Extract every line of the records below word for word, leaving out the pictures.

##### WORKING DATA #####

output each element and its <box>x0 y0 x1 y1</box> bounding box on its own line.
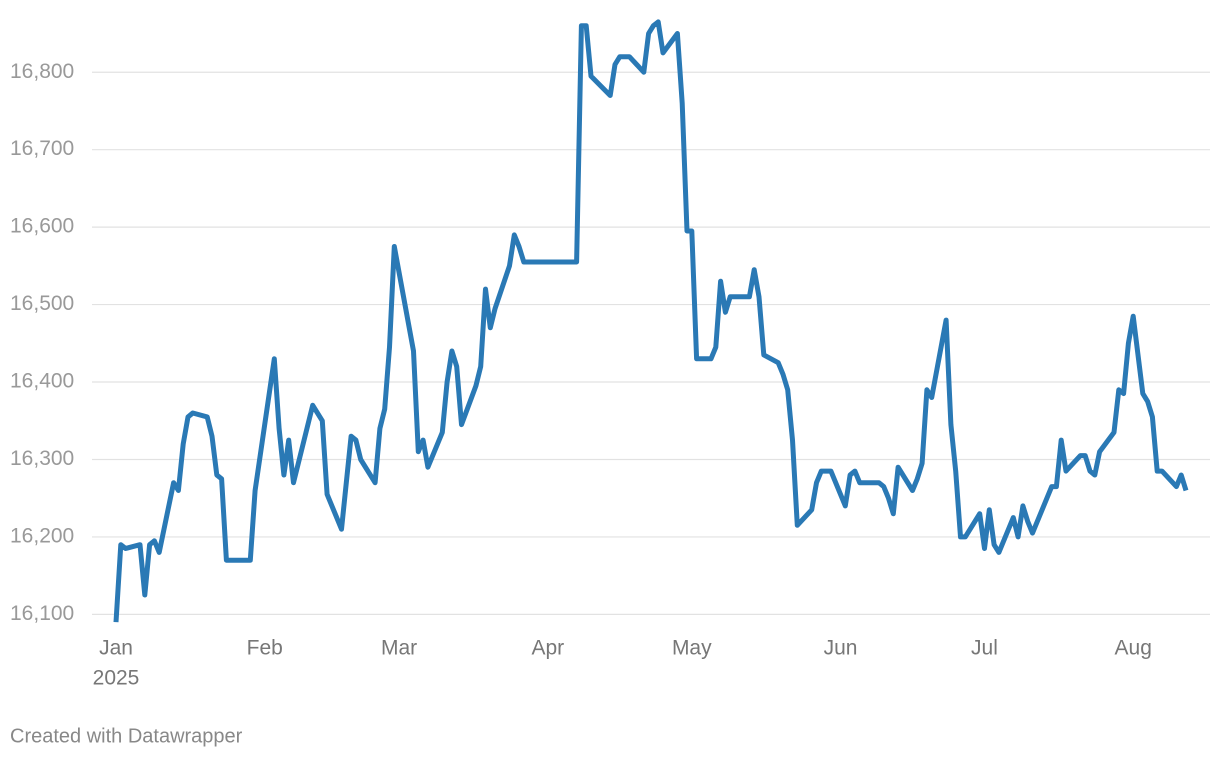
y-tick-label: 16,800 <box>10 60 74 83</box>
y-tick-label: 16,300 <box>10 447 74 470</box>
y-tick-label: 16,600 <box>10 215 74 238</box>
x-tick-sublabel: 2025 <box>93 667 140 690</box>
x-tick-label: Jul <box>971 637 998 660</box>
x-tick-label: Jun <box>824 637 858 660</box>
x-tick-label: Aug <box>1115 637 1152 660</box>
x-tick-label: Feb <box>247 637 283 660</box>
credit: Created with Datawrapper <box>10 725 243 747</box>
x-tick-label: May <box>672 637 712 660</box>
y-tick-label: 16,100 <box>10 602 74 625</box>
y-tick-label: 16,400 <box>10 370 74 393</box>
y-tick-label: 16,700 <box>10 137 74 160</box>
x-tick-label: Apr <box>531 637 564 660</box>
y-tick-label: 16,200 <box>10 524 74 547</box>
x-tick-label: Mar <box>381 637 417 660</box>
x-tick-label: Jan <box>99 637 133 660</box>
y-tick-label: 16,500 <box>10 292 74 315</box>
line <box>113 19 1189 623</box>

#####

→ SOLUTION FOR THIS PROBLEM:
output each element and its <box>x0 y0 x1 y1</box> bounding box on its own line.
y-tick-label: 16,800 <box>10 60 74 83</box>
y-tick-label: 16,300 <box>10 447 74 470</box>
y-tick-label: 16,600 <box>10 215 74 238</box>
x-tick-sublabel: 2025 <box>93 667 140 690</box>
x-tick-label: Jul <box>971 637 998 660</box>
x-tick-label: Jun <box>824 637 858 660</box>
x-tick-label: Aug <box>1115 637 1152 660</box>
x-tick-label: Feb <box>247 637 283 660</box>
credit: Created with Datawrapper <box>10 725 243 747</box>
x-tick-label: May <box>672 637 712 660</box>
y-tick-label: 16,100 <box>10 602 74 625</box>
y-tick-label: 16,400 <box>10 370 74 393</box>
y-tick-label: 16,700 <box>10 137 74 160</box>
x-tick-label: Apr <box>531 637 564 660</box>
y-tick-label: 16,200 <box>10 524 74 547</box>
x-tick-label: Mar <box>381 637 417 660</box>
x-tick-label: Jan <box>99 637 133 660</box>
y-tick-label: 16,500 <box>10 292 74 315</box>
line <box>113 19 1189 623</box>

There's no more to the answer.